**WHAT YOU HAVE TO DO:** Produce a verbatim copy of the entries listed below.
*** DATA FOR THIS EXERCISE
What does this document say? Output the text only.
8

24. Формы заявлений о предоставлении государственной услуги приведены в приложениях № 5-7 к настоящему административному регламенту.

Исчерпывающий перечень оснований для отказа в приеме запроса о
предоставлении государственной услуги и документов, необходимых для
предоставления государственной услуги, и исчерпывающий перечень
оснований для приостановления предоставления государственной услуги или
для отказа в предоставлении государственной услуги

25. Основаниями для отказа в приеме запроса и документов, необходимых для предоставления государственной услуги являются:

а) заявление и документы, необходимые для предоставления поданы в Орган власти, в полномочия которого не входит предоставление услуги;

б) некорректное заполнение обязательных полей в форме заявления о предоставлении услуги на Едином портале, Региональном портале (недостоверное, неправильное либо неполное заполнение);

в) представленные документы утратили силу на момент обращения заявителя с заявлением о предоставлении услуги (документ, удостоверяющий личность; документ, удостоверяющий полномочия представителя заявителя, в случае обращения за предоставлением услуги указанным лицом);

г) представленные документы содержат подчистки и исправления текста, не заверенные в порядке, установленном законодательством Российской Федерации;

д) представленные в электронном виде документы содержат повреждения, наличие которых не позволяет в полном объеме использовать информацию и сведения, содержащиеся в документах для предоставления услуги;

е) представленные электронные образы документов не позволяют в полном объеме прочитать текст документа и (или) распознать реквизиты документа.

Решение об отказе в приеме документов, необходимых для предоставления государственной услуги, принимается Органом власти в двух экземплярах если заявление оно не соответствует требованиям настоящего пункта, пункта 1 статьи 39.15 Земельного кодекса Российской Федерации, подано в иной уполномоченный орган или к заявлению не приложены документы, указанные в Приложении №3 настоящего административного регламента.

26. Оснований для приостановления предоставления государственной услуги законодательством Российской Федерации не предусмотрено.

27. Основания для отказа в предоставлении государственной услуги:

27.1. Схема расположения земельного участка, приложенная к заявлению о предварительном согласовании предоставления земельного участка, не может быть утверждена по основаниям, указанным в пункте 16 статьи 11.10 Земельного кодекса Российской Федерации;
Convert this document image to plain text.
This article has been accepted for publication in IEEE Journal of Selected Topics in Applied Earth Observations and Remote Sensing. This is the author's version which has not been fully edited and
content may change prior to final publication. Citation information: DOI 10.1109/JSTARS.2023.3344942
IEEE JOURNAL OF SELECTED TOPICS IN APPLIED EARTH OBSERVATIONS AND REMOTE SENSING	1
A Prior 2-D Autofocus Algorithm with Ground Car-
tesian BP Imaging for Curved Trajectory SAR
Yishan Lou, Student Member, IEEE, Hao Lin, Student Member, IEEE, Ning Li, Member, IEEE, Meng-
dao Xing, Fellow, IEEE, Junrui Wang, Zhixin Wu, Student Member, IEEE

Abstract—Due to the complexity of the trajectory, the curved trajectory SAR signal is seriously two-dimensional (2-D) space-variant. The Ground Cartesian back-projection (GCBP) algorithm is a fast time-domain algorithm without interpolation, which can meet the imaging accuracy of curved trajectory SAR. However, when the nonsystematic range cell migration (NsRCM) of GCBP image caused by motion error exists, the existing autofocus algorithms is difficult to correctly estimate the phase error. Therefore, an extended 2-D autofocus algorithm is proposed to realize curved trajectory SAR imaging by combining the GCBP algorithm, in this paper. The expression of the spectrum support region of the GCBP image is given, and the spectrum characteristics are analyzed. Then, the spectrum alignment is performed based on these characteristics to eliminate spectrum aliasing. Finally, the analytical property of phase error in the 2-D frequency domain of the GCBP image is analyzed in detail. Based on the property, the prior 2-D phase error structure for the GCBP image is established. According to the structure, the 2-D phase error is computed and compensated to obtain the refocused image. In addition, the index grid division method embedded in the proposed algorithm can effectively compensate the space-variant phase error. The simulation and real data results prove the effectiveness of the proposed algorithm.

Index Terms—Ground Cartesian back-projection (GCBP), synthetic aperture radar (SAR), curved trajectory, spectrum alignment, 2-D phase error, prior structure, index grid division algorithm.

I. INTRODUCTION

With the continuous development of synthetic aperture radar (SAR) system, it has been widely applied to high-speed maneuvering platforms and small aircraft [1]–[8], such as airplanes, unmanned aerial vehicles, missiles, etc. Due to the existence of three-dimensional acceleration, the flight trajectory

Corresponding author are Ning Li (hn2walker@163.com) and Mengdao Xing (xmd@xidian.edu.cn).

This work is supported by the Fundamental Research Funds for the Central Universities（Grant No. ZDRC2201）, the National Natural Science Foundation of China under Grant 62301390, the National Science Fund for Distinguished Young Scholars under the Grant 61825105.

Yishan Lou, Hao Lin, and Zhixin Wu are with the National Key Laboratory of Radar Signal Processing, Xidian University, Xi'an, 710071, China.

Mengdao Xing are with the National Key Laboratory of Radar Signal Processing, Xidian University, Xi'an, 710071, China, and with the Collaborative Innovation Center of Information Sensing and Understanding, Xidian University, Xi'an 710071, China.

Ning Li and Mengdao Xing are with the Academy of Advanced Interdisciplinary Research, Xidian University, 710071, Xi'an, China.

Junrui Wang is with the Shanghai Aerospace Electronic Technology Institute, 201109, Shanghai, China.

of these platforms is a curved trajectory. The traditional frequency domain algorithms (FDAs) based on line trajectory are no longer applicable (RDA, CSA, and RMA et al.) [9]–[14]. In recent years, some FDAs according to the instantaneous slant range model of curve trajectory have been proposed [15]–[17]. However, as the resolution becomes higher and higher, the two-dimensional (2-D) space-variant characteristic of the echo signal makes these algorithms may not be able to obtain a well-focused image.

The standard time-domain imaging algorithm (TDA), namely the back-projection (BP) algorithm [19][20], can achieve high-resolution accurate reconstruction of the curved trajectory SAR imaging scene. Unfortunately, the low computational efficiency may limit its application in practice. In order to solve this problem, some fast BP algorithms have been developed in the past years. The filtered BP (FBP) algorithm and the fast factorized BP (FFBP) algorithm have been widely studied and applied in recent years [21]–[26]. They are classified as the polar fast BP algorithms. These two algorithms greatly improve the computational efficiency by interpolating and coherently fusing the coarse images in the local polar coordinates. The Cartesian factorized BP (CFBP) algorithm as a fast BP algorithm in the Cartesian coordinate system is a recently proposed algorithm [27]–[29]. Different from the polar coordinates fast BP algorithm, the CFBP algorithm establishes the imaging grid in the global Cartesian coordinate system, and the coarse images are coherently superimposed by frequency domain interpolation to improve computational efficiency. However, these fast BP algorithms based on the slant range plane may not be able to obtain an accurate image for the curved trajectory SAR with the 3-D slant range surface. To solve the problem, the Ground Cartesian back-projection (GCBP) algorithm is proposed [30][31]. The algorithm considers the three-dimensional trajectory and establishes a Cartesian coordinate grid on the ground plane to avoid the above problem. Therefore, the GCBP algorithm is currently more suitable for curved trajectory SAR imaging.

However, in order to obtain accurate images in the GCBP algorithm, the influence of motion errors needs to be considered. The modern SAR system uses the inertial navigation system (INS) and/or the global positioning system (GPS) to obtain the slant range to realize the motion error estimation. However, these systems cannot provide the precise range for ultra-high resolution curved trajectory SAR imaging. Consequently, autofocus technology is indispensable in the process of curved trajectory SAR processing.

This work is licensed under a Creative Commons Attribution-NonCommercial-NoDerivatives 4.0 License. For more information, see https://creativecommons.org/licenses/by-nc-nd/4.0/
******
**THE RESPONSE:**
What does this document say? Output the text only.
8

24. Формы заявлений о предоставлении государственной услуги приведены в приложениях № 5-7 к настоящему административному регламенту.

Исчерпывающий перечень оснований для отказа в приеме запроса о
предоставлении государственной услуги и документов, необходимых для
предоставления государственной услуги, и исчерпывающий перечень
оснований для приостановления предоставления государственной услуги или
для отказа в предоставлении государственной услуги

25. Основаниями для отказа в приеме запроса и документов, необходимых для предоставления государственной услуги являются:

а) заявление и документы, необходимые для предоставления поданы в Орган власти, в полномочия которого не входит предоставление услуги;

б) некорректное заполнение обязательных полей в форме заявления о предоставлении услуги на Едином портале, Региональном портале (недостоверное, неправильное либо неполное заполнение);

в) представленные документы утратили силу на момент обращения заявителя с заявлением о предоставлении услуги (документ, удостоверяющий личность; документ, удостоверяющий полномочия представителя заявителя, в случае обращения за предоставлением услуги указанным лицом);

г) представленные документы содержат подчистки и исправления текста, не заверенные в порядке, установленном законодательством Российской Федерации;

д) представленные в электронном виде документы содержат повреждения, наличие которых не позволяет в полном объеме использовать информацию и сведения, содержащиеся в документах для предоставления услуги;

е) представленные электронные образы документов не позволяют в полном объеме прочитать текст документа и (или) распознать реквизиты документа.

Решение об отказе в приеме документов, необходимых для предоставления государственной услуги, принимается Органом власти в двух экземплярах если заявление оно не соответствует требованиям настоящего пункта, пункта 1 статьи 39.15 Земельного кодекса Российской Федерации, подано в иной уполномоченный орган или к заявлению не приложены документы, указанные в Приложении №3 настоящего административного регламента.

26. Оснований для приостановления предоставления государственной услуги законодательством Российской Федерации не предусмотрено.

27. Основания для отказа в предоставлении государственной услуги:

27.1. Схема расположения земельного участка, приложенная к заявлению о предварительном согласовании предоставления земельного участка, не может быть утверждена по основаниям, указанным в пункте 16 статьи 11.10 Земельного кодекса Российской Федерации;
Convert this document image to plain text.
This article has been accepted for publication in IEEE Journal of Selected Topics in Applied Earth Observations and Remote Sensing. This is the author's version which has not been fully edited and
content may change prior to final publication. Citation information: DOI 10.1109/JSTARS.2023.3344942
IEEE JOURNAL OF SELECTED TOPICS IN APPLIED EARTH OBSERVATIONS AND REMOTE SENSING	1
A Prior 2-D Autofocus Algorithm with Ground Car-
tesian BP Imaging for Curved Trajectory SAR
Yishan Lou, Student Member, IEEE, Hao Lin, Student Member, IEEE, Ning Li, Member, IEEE, Meng-
dao Xing, Fellow, IEEE, Junrui Wang, Zhixin Wu, Student Member, IEEE

Abstract—Due to the complexity of the trajectory, the curved trajectory SAR signal is seriously two-dimensional (2-D) space-variant. The Ground Cartesian back-projection (GCBP) algorithm is a fast time-domain algorithm without interpolation, which can meet the imaging accuracy of curved trajectory SAR. However, when the nonsystematic range cell migration (NsRCM) of GCBP image caused by motion error exists, the existing autofocus algorithms is difficult to correctly estimate the phase error. Therefore, an extended 2-D autofocus algorithm is proposed to realize curved trajectory SAR imaging by combining the GCBP algorithm, in this paper. The expression of the spectrum support region of the GCBP image is given, and the spectrum characteristics are analyzed. Then, the spectrum alignment is performed based on these characteristics to eliminate spectrum aliasing. Finally, the analytical property of phase error in the 2-D frequency domain of the GCBP image is analyzed in detail. Based on the property, the prior 2-D phase error structure for the GCBP image is established. According to the structure, the 2-D phase error is computed and compensated to obtain the refocused image. In addition, the index grid division method embedded in the proposed algorithm can effectively compensate the space-variant phase error. The simulation and real data results prove the effectiveness of the proposed algorithm.

Index Terms—Ground Cartesian back-projection (GCBP), synthetic aperture radar (SAR), curved trajectory, spectrum alignment, 2-D phase error, prior structure, index grid division algorithm.

I. INTRODUCTION

With the continuous development of synthetic aperture radar (SAR) system, it has been widely applied to high-speed maneuvering platforms and small aircraft [1]–[8], such as airplanes, unmanned aerial vehicles, missiles, etc. Due to the existence of three-dimensional acceleration, the flight trajectory

Corresponding author are Ning Li (hn2walker@163.com) and Mengdao Xing (xmd@xidian.edu.cn).

This work is supported by the Fundamental Research Funds for the Central Universities（Grant No. ZDRC2201）, the National Natural Science Foundation of China under Grant 62301390, the National Science Fund for Distinguished Young Scholars under the Grant 61825105.

Yishan Lou, Hao Lin, and Zhixin Wu are with the National Key Laboratory of Radar Signal Processing, Xidian University, Xi'an, 710071, China.

Mengdao Xing are with the National Key Laboratory of Radar Signal Processing, Xidian University, Xi'an, 710071, China, and with the Collaborative Innovation Center of Information Sensing and Understanding, Xidian University, Xi'an 710071, China.

Ning Li and Mengdao Xing are with the Academy of Advanced Interdisciplinary Research, Xidian University, 710071, Xi'an, China.

Junrui Wang is with the Shanghai Aerospace Electronic Technology Institute, 201109, Shanghai, China.

of these platforms is a curved trajectory. The traditional frequency domain algorithms (FDAs) based on line trajectory are no longer applicable (RDA, CSA, and RMA et al.) [9]–[14]. In recent years, some FDAs according to the instantaneous slant range model of curve trajectory have been proposed [15]–[17]. However, as the resolution becomes higher and higher, the two-dimensional (2-D) space-variant characteristic of the echo signal makes these algorithms may not be able to obtain a well-focused image.

The standard time-domain imaging algorithm (TDA), namely the back-projection (BP) algorithm [19][20], can achieve high-resolution accurate reconstruction of the curved trajectory SAR imaging scene. Unfortunately, the low computational efficiency may limit its application in practice. In order to solve this problem, some fast BP algorithms have been developed in the past years. The filtered BP (FBP) algorithm and the fast factorized BP (FFBP) algorithm have been widely studied and applied in recent years [21]–[26]. They are classified as the polar fast BP algorithms. These two algorithms greatly improve the computational efficiency by interpolating and coherently fusing the coarse images in the local polar coordinates. The Cartesian factorized BP (CFBP) algorithm as a fast BP algorithm in the Cartesian coordinate system is a recently proposed algorithm [27]–[29]. Different from the polar coordinates fast BP algorithm, the CFBP algorithm establishes the imaging grid in the global Cartesian coordinate system, and the coarse images are coherently superimposed by frequency domain interpolation to improve computational efficiency. However, these fast BP algorithms based on the slant range plane may not be able to obtain an accurate image for the curved trajectory SAR with the 3-D slant range surface. To solve the problem, the Ground Cartesian back-projection (GCBP) algorithm is proposed [30][31]. The algorithm considers the three-dimensional trajectory and establishes a Cartesian coordinate grid on the ground plane to avoid the above problem. Therefore, the GCBP algorithm is currently more suitable for curved trajectory SAR imaging.

However, in order to obtain accurate images in the GCBP algorithm, the influence of motion errors needs to be considered. The modern SAR system uses the inertial navigation system (INS) and/or the global positioning system (GPS) to obtain the slant range to realize the motion error estimation. However, these systems cannot provide the precise range for ultra-high resolution curved trajectory SAR imaging. Consequently, autofocus technology is indispensable in the process of curved trajectory SAR processing.

This work is licensed under a Creative Commons Attribution-NonCommercial-NoDerivatives 4.0 License. For more information, see https://creativecommons.org/licenses/by-nc-nd/4.0/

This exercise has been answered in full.